— BEGIN Material supplied —
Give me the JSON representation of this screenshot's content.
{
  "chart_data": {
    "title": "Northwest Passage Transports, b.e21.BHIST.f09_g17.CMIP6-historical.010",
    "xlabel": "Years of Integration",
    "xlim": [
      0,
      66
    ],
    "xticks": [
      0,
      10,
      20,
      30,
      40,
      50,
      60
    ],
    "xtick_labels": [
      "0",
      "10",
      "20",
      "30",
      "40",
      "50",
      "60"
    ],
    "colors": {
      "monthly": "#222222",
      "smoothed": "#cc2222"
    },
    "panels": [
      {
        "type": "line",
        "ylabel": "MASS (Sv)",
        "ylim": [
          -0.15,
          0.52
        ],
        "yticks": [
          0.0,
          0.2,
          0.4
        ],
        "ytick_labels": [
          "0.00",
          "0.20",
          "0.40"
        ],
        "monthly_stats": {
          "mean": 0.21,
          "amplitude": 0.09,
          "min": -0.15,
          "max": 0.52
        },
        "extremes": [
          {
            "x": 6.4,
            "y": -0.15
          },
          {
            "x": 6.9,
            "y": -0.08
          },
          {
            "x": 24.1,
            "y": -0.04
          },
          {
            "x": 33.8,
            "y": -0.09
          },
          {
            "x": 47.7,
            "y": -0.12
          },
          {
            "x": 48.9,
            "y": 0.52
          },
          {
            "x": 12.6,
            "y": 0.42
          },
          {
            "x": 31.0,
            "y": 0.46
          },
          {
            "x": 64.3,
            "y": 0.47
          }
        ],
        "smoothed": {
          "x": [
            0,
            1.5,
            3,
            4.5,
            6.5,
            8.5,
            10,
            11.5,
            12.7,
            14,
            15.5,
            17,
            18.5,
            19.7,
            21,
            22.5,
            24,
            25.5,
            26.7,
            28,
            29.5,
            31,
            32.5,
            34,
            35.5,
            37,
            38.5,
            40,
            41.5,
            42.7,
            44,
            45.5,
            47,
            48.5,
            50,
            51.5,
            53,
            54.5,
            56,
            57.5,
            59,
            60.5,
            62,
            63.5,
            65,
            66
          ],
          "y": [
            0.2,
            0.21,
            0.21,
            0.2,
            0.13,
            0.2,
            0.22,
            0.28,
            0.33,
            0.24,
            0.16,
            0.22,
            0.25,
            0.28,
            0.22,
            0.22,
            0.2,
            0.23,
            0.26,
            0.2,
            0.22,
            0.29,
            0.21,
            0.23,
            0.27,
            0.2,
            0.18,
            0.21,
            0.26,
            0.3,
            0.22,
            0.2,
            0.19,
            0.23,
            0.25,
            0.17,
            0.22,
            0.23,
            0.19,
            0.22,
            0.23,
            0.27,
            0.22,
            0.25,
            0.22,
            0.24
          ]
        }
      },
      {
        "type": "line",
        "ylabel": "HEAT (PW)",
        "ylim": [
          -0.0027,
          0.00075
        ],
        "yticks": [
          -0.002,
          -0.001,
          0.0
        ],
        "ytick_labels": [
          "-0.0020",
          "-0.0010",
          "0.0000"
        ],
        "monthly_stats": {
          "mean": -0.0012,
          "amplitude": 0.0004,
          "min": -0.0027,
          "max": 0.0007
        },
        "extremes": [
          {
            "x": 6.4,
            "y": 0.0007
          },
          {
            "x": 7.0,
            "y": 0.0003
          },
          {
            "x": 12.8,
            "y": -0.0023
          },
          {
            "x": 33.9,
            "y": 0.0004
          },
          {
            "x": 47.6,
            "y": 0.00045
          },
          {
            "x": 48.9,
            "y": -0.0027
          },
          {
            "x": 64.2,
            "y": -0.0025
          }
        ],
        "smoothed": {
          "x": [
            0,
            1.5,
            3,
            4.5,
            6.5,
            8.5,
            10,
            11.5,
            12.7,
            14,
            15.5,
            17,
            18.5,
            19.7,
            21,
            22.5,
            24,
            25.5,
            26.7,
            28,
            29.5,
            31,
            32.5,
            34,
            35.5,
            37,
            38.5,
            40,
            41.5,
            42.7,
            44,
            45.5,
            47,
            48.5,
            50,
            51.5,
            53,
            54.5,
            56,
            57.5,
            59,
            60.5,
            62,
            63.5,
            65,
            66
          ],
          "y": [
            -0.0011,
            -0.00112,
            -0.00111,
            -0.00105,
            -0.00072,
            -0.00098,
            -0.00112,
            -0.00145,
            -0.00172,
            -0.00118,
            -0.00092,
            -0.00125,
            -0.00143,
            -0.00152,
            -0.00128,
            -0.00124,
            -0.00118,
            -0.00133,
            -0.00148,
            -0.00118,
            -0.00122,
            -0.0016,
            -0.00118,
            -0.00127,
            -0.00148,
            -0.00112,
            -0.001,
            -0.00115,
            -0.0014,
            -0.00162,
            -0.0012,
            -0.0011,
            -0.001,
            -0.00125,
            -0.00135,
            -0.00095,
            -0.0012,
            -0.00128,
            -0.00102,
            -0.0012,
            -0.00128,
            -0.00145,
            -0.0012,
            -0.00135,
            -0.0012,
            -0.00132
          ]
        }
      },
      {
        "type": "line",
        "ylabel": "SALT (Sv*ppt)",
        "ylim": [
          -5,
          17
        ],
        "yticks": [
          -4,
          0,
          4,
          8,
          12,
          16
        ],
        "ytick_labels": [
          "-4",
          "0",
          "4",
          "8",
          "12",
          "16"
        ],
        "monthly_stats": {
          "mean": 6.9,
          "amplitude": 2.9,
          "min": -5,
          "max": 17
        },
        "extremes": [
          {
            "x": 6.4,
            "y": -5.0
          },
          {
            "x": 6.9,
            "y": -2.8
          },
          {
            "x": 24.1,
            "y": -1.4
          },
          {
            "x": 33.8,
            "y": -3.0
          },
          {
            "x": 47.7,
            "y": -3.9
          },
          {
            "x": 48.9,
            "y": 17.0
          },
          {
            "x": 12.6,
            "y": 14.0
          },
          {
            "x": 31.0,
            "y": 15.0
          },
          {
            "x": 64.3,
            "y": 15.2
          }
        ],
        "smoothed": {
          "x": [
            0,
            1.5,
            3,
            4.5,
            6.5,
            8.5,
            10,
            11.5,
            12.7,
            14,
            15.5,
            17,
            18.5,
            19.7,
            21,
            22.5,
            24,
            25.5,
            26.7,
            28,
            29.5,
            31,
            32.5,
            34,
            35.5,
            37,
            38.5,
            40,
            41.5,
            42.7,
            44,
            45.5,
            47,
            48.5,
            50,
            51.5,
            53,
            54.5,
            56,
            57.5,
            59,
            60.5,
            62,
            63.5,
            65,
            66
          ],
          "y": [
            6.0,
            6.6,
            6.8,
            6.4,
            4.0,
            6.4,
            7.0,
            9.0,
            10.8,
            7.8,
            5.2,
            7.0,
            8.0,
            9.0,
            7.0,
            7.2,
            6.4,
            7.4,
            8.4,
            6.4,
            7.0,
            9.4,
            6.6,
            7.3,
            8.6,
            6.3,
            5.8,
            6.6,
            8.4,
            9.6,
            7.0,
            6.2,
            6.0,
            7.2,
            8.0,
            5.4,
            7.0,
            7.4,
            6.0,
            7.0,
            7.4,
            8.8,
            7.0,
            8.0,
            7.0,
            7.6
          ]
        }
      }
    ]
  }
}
— END Material supplied —
**Prompt:** Gather each line in the data that holds the string "amplitude".

**Result of the task:**
          "amplitude": 0.09,
          "amplitude": 0.0004,
          "amplitude": 2.9,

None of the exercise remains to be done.